> [THE EXERCISE]:
Without the pictures, return all of the material exactly as written.
== TASK INPUT ==
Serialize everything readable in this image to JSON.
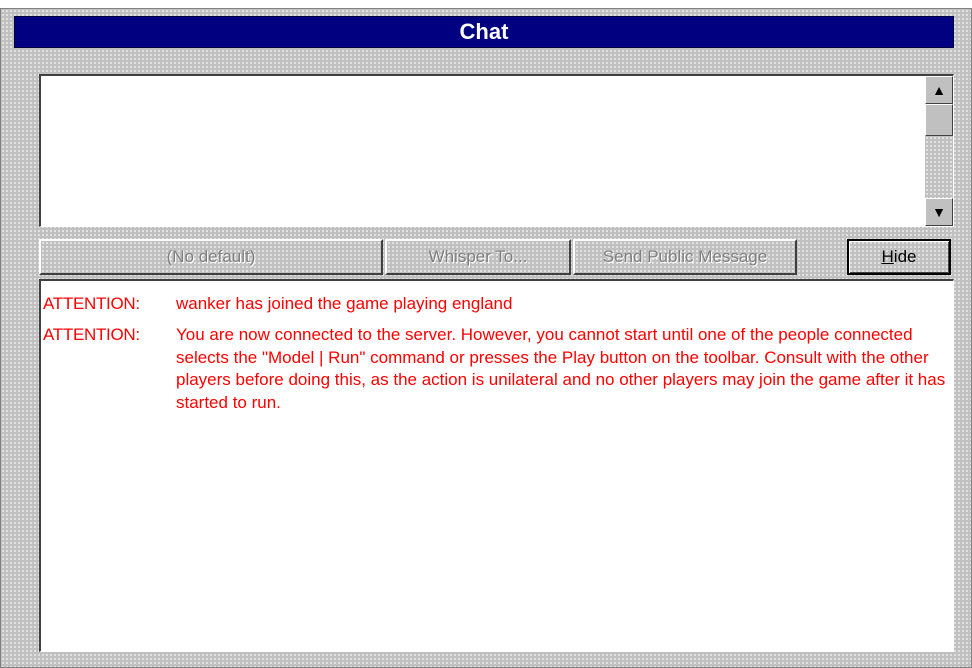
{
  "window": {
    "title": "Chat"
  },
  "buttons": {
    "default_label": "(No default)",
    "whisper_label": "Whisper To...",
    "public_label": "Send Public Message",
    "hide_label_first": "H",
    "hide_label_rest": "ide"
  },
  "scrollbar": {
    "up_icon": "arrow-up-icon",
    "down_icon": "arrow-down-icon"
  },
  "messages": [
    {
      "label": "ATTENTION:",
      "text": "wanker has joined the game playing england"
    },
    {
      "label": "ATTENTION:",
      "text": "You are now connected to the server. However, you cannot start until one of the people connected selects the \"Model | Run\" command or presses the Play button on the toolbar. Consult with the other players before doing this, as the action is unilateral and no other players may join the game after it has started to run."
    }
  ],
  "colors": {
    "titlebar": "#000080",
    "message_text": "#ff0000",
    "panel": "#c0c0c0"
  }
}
===
> [ANSWER TO THE TASK]:
Serialize everything readable in this image to JSON.
{
  "window": {
    "title": "Chat"
  },
  "buttons": {
    "default_label": "(No default)",
    "whisper_label": "Whisper To...",
    "public_label": "Send Public Message",
    "hide_label_first": "H",
    "hide_label_rest": "ide"
  },
  "scrollbar": {
    "up_icon": "arrow-up-icon",
    "down_icon": "arrow-down-icon"
  },
  "messages": [
    {
      "label": "ATTENTION:",
      "text": "wanker has joined the game playing england"
    },
    {
      "label": "ATTENTION:",
      "text": "You are now connected to the server. However, you cannot start until one of the people connected selects the \"Model | Run\" command or presses the Play button on the toolbar. Consult with the other players before doing this, as the action is unilateral and no other players may join the game after it has started to run."
    }
  ],
  "colors": {
    "titlebar": "#000080",
    "message_text": "#ff0000",
    "panel": "#c0c0c0"
  }
}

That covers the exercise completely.